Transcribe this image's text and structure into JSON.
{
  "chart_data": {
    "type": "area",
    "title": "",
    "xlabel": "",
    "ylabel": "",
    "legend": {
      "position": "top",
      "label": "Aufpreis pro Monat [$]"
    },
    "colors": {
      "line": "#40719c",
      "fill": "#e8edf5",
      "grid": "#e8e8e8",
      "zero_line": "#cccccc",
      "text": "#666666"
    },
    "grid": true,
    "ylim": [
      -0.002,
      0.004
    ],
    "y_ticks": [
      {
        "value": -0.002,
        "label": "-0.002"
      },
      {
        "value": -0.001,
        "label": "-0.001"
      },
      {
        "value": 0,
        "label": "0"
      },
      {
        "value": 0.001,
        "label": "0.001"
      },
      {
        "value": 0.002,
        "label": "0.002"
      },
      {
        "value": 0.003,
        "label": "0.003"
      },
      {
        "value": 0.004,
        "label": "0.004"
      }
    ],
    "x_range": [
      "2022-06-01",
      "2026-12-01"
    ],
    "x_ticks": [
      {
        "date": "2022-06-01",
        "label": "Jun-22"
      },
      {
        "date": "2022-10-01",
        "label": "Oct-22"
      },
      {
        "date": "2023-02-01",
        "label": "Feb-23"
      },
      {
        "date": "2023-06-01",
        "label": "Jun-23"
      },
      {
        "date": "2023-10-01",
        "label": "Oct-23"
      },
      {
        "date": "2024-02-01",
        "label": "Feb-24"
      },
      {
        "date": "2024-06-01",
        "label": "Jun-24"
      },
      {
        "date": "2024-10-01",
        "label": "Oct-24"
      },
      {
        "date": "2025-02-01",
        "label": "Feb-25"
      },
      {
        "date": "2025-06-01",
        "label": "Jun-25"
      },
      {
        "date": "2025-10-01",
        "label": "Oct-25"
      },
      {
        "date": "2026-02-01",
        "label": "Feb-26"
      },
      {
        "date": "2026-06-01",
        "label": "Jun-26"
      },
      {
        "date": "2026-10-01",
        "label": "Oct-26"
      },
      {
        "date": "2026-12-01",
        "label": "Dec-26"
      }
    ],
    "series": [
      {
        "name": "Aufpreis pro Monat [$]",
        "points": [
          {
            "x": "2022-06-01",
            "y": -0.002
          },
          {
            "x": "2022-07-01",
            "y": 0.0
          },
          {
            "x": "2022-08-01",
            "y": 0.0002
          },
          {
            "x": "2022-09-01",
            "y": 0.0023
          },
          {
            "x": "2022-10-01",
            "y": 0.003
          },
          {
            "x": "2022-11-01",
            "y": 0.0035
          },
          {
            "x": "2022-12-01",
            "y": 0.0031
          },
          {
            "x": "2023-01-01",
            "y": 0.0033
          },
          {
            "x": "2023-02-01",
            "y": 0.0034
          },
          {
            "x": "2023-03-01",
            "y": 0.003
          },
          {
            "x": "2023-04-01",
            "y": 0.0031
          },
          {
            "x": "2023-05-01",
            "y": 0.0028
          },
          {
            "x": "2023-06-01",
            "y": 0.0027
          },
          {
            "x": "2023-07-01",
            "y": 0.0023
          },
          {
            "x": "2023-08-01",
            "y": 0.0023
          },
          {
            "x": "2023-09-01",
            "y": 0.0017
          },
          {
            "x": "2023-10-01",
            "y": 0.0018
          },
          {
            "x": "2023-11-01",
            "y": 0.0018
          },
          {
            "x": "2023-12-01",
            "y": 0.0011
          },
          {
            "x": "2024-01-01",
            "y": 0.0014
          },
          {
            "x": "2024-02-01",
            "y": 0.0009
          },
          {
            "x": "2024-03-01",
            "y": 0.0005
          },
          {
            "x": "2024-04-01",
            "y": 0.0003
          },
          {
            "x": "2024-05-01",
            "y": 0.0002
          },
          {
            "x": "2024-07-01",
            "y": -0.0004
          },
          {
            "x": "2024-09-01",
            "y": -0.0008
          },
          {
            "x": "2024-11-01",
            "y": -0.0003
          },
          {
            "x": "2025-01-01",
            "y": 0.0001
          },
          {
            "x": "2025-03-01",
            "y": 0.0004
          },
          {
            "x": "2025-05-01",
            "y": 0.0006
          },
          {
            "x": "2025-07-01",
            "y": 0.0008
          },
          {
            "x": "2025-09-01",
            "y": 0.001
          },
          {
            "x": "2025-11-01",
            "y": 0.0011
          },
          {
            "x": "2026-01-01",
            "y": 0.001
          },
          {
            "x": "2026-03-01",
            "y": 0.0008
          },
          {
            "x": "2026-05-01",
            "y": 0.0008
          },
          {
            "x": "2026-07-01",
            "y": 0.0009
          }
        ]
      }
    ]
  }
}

---*---

Go through the records. Copy each line where "Aufpreis" appears.

**Response to the task**:
      "label": "Aufpreis pro Monat [$]"
        "name": "Aufpreis pro Monat [$]",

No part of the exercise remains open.